[Source records]
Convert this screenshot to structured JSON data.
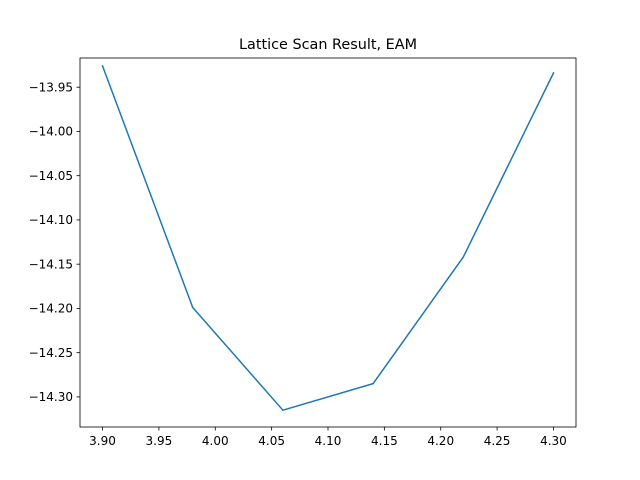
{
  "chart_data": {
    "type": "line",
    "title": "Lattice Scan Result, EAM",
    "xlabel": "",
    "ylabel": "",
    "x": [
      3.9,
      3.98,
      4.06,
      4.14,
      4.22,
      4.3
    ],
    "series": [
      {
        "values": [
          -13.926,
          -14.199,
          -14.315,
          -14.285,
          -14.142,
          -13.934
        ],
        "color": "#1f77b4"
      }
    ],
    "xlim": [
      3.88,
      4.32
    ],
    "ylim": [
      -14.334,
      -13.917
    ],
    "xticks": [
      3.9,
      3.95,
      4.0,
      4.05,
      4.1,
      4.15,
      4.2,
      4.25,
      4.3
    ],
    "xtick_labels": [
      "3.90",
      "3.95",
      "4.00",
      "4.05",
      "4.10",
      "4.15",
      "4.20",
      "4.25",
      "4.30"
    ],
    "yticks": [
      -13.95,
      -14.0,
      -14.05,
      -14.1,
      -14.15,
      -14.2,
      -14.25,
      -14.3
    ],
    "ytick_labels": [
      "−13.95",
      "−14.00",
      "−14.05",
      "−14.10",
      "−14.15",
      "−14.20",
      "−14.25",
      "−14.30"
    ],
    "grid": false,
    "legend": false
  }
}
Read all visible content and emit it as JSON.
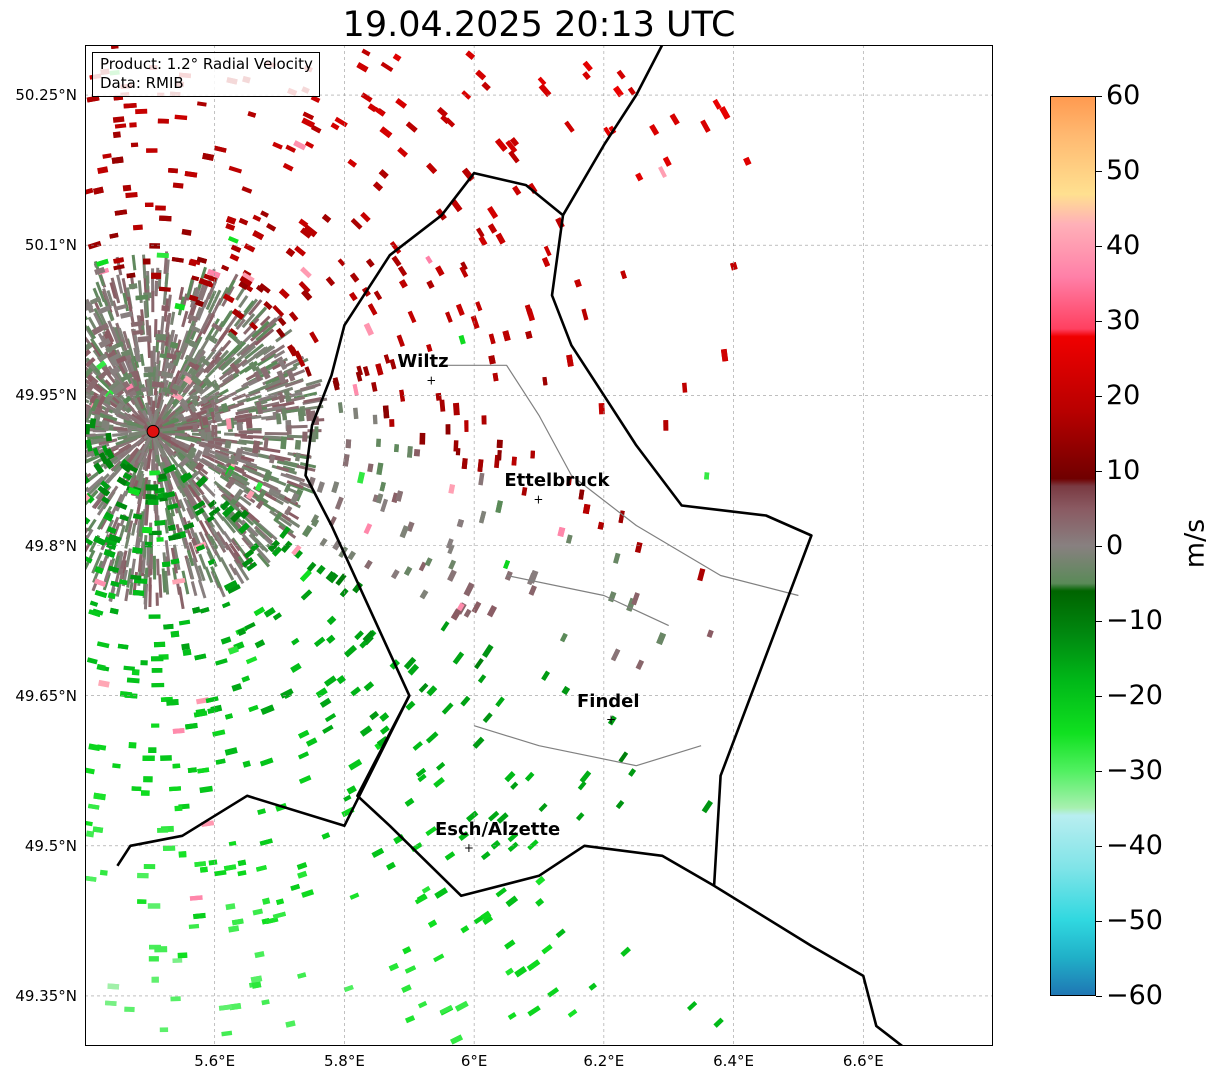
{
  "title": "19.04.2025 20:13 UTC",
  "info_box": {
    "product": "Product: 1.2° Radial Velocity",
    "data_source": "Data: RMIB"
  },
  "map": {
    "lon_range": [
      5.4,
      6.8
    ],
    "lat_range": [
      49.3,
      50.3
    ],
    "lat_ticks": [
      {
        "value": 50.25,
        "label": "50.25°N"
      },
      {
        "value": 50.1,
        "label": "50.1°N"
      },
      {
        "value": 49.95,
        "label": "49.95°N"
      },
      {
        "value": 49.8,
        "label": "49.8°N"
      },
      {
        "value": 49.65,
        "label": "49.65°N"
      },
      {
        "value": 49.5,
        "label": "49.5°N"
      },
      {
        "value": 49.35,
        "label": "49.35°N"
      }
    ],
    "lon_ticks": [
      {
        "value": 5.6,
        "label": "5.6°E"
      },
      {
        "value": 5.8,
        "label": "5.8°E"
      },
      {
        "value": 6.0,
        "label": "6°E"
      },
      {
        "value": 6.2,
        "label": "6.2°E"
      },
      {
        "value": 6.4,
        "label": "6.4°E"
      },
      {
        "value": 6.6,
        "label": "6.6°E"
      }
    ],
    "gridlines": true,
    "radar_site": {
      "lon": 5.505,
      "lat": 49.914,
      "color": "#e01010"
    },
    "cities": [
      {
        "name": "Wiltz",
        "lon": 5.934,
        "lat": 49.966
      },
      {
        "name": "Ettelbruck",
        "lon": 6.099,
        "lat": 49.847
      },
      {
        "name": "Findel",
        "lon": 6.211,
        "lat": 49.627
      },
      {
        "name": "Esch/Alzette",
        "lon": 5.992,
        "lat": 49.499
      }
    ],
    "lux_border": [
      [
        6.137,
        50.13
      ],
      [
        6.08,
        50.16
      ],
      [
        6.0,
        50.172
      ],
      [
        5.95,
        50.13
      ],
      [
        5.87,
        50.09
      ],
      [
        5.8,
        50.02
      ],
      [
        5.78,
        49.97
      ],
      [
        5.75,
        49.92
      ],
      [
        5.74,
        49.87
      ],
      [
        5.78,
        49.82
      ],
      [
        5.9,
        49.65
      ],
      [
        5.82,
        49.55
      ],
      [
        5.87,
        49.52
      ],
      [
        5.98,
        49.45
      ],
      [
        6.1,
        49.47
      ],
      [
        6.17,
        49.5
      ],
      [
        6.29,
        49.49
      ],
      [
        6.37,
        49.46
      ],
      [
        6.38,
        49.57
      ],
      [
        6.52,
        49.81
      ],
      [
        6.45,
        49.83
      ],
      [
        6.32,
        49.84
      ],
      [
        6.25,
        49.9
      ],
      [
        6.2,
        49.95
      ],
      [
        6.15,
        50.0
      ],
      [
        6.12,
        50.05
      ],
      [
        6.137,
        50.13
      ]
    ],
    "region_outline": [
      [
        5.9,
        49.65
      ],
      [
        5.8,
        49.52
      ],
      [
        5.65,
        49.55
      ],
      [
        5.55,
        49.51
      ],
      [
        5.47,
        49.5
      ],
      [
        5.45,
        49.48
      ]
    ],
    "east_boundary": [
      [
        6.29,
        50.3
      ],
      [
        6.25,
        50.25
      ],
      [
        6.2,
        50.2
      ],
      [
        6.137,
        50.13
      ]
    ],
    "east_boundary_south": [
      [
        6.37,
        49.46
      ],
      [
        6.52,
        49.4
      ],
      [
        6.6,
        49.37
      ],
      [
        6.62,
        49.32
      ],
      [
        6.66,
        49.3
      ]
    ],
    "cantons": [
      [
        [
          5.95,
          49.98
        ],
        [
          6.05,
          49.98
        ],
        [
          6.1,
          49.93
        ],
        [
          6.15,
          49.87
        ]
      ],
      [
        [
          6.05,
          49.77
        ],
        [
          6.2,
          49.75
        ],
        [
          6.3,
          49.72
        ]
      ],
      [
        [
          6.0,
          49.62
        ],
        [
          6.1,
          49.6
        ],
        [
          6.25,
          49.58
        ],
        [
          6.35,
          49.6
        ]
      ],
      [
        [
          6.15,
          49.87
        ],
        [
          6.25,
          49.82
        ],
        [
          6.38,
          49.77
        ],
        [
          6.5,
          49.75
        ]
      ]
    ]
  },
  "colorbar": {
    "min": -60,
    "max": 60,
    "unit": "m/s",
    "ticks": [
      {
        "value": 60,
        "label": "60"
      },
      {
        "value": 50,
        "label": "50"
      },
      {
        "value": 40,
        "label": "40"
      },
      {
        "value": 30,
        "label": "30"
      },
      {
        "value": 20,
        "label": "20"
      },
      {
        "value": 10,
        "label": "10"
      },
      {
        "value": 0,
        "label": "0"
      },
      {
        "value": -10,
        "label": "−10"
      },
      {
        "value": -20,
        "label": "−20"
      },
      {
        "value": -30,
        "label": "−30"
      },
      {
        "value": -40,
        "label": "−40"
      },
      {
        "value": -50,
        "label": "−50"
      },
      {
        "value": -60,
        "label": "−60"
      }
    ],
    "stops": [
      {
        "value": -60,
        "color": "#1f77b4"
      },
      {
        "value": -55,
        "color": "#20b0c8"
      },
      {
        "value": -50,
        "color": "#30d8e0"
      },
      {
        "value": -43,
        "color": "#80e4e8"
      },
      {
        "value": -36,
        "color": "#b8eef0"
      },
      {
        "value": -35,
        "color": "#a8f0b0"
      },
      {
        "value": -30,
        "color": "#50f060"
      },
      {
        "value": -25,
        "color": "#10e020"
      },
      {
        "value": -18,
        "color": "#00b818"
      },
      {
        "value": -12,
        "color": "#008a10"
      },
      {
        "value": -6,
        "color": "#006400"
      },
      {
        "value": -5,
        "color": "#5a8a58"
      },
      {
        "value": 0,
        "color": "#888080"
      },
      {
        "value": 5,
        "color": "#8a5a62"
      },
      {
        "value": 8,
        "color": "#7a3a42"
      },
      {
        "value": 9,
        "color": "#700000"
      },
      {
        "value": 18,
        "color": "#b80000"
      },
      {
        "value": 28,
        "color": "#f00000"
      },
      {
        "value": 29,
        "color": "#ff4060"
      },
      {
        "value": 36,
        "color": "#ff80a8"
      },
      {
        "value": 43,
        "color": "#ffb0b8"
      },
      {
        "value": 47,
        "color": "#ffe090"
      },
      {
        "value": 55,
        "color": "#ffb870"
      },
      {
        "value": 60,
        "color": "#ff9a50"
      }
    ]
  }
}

▶ WORK INSTRUCTIONS
Copy each line from the records above that includes the string "name".

▶ RESULT OF THIS EXERCISE
        "name": "Wiltz",
        "name": "Ettelbruck",
        "name": "Findel",
        "name": "Esch/Alzette",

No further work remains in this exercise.